● **SEZIONE DEL DOCUMENTO**
....................
Durante il lockdown la paura ha fatto pensare alla morte tantissime persone. Ma non si poteva andare in Chiesa a chiedere supporto a un prete. La chiamavano per una parola di conforto?
«No, ma tenga conto che io vivo molto ritirato anche per le mie condizioni fisiche. Qualcuno è venuto alla messa che celebro ogni mattina nella mia cappella».

Nelle zone più colpite infermieri e medici hanno potuto dare l'ultima benedizione. Per un credente e i suoi familiari non poter avere un funerale è stata una dura prova. Si poteva fare diversamente?
«Fare diversamente non era facile. Adesso si può celebrare la messa per un defunto alla presenza dei suoi familiari: spero che molti lo chiedano».

Lei ha avuto paura?
«Finora ne ho avuta poca. Adesso incomincio ad averne di più per l'aggravarsi della situazione anche a Roma, la città in cui vivo».

Il giudizio Universale: lo teme?
«Certamente, come temo il giudizio di Dio alla mia morte».

E dove va l'anima in attesa del giudizio finale?
«Nell'aldilà non c'è un tempo come nel nostro mondo. Perciò non c'è una vera e propria distanza temporale tra giudizio particolare e giudizio universale. A ogni modo, secondo l'insegnamento della Chiesa, l'anima già prima della fine della storia e della resurrezione dei morti, una volta purificata dai peccati, entra nella vieta eterna. Oppure ne rimane esclusa per sempre. Per la fede cristiana nessuna anima muore: è stato definito dal Concilio Lateranense V nel 1513 che ogni singola anima è immortale, anche quelle malvagie».
....................
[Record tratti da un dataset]

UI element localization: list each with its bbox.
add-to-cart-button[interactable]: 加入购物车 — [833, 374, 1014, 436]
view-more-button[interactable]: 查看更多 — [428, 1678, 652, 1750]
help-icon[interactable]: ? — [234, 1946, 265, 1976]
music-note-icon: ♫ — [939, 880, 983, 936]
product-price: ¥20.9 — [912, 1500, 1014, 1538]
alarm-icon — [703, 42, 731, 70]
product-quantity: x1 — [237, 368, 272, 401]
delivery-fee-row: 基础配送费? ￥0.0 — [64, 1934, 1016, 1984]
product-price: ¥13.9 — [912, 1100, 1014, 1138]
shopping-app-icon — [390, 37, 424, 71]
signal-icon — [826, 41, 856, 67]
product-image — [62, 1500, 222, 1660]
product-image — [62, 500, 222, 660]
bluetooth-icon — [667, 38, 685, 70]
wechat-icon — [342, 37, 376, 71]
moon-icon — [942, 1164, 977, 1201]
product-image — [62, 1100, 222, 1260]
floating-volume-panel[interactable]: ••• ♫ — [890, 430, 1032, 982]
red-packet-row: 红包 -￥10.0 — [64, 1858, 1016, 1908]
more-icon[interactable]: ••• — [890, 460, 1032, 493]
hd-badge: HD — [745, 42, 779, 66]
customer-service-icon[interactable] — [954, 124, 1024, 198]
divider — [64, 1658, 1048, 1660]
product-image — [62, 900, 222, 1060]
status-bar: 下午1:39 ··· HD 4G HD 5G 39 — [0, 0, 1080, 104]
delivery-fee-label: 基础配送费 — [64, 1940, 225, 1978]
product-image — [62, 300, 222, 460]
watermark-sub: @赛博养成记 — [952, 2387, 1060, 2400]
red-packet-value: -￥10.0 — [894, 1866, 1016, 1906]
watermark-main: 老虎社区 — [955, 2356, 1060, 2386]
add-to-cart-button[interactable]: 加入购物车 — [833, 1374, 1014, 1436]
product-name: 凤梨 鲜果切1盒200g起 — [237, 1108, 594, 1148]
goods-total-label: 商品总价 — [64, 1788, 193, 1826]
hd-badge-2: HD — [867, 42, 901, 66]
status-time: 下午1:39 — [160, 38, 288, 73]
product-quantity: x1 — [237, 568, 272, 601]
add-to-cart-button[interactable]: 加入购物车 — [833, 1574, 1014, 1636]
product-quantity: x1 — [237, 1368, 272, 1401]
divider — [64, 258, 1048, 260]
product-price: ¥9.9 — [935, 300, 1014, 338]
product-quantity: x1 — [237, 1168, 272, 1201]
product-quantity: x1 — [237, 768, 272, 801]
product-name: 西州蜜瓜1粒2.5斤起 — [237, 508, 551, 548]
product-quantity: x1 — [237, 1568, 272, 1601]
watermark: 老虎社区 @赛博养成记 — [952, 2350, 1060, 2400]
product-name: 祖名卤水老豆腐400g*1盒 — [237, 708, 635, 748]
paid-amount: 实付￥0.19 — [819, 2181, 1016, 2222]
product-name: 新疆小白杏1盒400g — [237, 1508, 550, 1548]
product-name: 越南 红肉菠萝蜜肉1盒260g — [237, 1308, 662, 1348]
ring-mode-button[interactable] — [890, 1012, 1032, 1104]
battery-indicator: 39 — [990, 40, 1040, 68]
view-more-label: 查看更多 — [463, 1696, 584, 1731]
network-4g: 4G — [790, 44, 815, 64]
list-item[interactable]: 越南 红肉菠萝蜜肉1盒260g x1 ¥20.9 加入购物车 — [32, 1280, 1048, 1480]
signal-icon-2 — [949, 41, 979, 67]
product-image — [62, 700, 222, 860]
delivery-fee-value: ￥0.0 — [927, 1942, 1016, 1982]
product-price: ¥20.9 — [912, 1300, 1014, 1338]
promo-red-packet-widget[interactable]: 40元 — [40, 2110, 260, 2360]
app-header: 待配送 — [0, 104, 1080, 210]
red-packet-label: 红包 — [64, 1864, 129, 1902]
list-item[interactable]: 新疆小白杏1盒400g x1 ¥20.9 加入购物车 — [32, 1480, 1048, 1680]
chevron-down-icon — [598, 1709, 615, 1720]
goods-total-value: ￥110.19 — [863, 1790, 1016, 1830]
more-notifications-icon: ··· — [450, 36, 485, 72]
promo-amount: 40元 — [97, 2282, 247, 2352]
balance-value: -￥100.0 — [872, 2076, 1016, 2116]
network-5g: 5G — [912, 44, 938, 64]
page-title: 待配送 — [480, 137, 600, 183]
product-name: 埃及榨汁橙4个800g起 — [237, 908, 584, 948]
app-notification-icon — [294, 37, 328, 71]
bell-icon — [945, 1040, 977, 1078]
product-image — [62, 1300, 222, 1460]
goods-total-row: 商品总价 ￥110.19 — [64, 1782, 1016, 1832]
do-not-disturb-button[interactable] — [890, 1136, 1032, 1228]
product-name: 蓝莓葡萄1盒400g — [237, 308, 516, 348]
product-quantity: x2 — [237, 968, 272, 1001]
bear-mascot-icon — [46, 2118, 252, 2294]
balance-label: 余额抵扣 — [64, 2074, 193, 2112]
....................
Trascrivi senza alcuna modifica il tratto dell'intervista che va da "Lei ha avuto" fino a "del giudizio finale?".

Lei ha avuto paura?
«Finora ne ho avuta poca. Adesso incomincio ad averne di più per l'aggravarsi della situazione anche a Roma, la città in cui vivo».

Il giudizio Universale: lo teme?
«Certamente, come temo il giudizio di Dio alla mia morte».

E dove va l'anima in attesa del giudizio finale?